START

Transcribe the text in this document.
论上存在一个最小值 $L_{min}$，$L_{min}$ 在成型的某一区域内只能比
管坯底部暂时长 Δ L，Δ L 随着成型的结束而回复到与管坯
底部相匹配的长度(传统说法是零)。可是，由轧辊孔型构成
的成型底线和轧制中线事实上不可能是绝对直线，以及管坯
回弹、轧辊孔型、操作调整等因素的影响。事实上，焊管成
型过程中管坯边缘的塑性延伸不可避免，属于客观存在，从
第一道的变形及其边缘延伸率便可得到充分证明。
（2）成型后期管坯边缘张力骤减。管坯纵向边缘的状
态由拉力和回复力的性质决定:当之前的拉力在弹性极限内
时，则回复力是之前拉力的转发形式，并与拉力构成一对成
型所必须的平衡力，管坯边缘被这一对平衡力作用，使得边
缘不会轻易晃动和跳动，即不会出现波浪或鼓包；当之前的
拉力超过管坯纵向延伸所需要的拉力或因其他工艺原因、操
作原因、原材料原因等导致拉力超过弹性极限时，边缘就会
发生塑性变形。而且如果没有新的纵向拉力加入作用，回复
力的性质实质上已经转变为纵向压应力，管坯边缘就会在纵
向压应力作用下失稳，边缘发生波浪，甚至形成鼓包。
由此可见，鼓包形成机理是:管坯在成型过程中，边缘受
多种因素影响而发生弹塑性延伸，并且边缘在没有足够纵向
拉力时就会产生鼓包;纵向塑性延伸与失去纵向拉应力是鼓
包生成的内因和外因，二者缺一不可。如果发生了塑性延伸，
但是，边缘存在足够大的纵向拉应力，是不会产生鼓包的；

END

WHAT THE EXERCISE ASKS -
Transcribe the entire listing above precisely.

REPLY -
Transcribe the text in this document.
论上存在一个最小值 $L_{min}$，$L_{min}$ 在成型的某一区域内只能比
管坯底部暂时长 Δ L，Δ L 随着成型的结束而回复到与管坯
底部相匹配的长度(传统说法是零)。可是，由轧辊孔型构成
的成型底线和轧制中线事实上不可能是绝对直线，以及管坯
回弹、轧辊孔型、操作调整等因素的影响。事实上，焊管成
型过程中管坯边缘的塑性延伸不可避免，属于客观存在，从
第一道的变形及其边缘延伸率便可得到充分证明。
（2）成型后期管坯边缘张力骤减。管坯纵向边缘的状
态由拉力和回复力的性质决定:当之前的拉力在弹性极限内
时，则回复力是之前拉力的转发形式，并与拉力构成一对成
型所必须的平衡力，管坯边缘被这一对平衡力作用，使得边
缘不会轻易晃动和跳动，即不会出现波浪或鼓包；当之前的
拉力超过管坯纵向延伸所需要的拉力或因其他工艺原因、操
作原因、原材料原因等导致拉力超过弹性极限时，边缘就会
发生塑性变形。而且如果没有新的纵向拉力加入作用，回复
力的性质实质上已经转变为纵向压应力，管坯边缘就会在纵
向压应力作用下失稳，边缘发生波浪，甚至形成鼓包。
由此可见，鼓包形成机理是:管坯在成型过程中，边缘受
多种因素影响而发生弹塑性延伸，并且边缘在没有足够纵向
拉力时就会产生鼓包;纵向塑性延伸与失去纵向拉应力是鼓
包生成的内因和外因，二者缺一不可。如果发生了塑性延伸，
但是，边缘存在足够大的纵向拉应力，是不会产生鼓包的；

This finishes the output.